WHAT THIS TASK INVOLVES — Tally the lines in the following entries that include the word "name"; state only the total.

DATASET EXCERPTS —
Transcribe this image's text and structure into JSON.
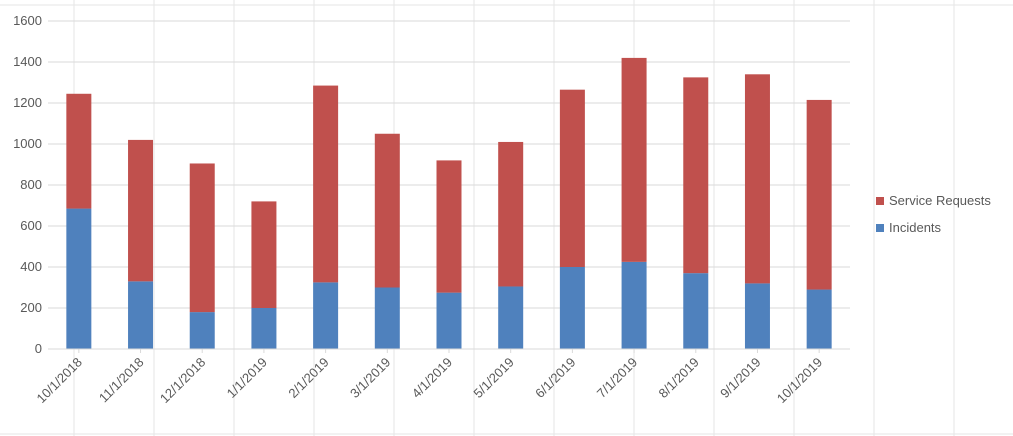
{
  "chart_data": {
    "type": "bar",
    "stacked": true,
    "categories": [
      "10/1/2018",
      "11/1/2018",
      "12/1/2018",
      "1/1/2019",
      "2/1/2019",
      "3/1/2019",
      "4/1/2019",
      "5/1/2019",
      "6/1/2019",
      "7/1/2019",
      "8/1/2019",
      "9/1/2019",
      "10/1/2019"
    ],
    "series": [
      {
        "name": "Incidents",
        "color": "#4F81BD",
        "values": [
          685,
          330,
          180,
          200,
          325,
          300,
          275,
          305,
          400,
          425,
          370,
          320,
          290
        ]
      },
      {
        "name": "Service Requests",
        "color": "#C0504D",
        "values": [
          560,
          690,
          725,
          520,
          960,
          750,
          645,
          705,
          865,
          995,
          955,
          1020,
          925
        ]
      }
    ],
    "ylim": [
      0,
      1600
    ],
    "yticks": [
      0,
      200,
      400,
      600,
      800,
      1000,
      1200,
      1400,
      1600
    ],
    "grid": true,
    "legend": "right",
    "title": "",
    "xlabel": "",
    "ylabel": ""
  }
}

RESULT OF THE TASK — 2